WHAT YOU ARE ASKED TO DO ->
Determine how many lines in the entries below include "strong". The reply should be that number and nothing else.

INPUT MATERIAL ->
— BEGIN —

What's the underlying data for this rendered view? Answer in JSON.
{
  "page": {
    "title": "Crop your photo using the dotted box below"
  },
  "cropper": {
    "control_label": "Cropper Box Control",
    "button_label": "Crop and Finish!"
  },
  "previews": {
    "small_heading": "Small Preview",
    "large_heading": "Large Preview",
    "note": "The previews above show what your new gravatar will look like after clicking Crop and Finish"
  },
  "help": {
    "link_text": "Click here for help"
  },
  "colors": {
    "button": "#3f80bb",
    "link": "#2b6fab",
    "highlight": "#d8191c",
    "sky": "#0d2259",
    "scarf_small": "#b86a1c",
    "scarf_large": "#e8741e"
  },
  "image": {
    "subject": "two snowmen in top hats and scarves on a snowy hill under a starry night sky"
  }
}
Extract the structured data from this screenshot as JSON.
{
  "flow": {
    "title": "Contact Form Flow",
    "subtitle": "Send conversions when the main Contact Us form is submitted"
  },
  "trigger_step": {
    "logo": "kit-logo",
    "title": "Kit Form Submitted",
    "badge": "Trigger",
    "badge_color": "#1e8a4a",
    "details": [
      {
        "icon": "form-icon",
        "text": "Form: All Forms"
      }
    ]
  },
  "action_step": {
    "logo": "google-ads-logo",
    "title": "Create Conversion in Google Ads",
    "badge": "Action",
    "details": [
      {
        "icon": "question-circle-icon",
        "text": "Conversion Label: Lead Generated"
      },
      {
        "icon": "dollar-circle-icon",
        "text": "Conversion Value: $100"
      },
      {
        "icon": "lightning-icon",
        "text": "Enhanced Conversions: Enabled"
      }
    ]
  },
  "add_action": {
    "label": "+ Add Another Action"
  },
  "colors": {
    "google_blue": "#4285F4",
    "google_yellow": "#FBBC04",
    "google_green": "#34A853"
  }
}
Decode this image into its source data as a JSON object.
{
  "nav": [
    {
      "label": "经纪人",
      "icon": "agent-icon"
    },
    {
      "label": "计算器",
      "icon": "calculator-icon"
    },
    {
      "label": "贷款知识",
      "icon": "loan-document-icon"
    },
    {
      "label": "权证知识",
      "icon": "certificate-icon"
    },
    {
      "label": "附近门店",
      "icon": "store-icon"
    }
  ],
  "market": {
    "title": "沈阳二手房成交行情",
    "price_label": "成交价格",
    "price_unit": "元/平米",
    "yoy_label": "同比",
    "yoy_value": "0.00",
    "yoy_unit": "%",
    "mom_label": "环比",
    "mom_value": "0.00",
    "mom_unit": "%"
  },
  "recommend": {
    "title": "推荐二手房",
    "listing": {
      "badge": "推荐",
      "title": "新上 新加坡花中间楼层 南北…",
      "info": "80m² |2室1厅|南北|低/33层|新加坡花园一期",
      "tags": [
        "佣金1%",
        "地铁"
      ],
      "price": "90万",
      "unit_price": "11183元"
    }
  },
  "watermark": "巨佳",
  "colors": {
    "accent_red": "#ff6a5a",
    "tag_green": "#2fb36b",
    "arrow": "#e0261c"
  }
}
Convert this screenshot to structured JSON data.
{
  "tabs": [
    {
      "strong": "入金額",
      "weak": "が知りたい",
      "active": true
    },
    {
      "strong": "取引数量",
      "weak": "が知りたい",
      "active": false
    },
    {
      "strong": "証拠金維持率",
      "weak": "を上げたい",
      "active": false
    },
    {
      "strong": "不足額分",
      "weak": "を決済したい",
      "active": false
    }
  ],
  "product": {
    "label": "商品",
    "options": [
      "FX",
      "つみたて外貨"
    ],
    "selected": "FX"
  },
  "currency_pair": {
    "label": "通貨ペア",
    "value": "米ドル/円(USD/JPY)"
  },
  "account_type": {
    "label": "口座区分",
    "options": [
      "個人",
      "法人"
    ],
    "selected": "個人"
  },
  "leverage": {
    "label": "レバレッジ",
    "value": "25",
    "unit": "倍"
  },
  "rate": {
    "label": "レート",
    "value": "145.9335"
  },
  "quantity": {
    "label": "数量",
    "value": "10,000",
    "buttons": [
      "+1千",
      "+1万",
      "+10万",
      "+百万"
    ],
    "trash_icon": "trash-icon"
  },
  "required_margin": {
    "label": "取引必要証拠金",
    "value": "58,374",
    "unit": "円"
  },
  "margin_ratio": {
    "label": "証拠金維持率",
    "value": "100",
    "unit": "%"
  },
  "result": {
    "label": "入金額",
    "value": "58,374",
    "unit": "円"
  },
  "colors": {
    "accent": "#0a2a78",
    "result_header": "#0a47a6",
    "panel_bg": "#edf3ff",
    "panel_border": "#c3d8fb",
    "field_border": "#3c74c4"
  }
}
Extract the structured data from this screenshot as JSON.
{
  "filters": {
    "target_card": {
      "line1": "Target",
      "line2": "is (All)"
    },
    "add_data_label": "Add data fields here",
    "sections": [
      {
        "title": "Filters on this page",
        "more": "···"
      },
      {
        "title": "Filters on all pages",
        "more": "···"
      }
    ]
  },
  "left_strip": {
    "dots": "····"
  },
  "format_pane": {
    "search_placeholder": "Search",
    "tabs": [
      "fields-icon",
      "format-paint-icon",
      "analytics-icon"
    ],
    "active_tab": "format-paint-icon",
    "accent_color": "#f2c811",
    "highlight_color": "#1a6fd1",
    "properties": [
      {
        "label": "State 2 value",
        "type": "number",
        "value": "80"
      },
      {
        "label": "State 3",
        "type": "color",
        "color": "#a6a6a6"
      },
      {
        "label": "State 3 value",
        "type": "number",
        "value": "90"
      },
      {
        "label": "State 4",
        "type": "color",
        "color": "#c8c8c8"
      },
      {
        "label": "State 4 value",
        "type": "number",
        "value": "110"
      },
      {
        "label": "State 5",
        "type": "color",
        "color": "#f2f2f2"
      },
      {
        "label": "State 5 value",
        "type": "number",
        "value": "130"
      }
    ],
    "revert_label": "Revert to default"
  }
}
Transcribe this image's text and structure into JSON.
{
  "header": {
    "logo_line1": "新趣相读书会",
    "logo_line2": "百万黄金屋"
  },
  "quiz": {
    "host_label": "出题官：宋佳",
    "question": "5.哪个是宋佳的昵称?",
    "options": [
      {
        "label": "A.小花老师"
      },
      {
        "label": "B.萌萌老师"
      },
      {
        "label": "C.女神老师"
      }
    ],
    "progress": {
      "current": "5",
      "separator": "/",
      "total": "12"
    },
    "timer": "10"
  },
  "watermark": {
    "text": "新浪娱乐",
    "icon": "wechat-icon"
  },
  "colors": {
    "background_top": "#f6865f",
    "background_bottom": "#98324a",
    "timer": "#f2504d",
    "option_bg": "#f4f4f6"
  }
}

— END —

TASK ANSWER ->
4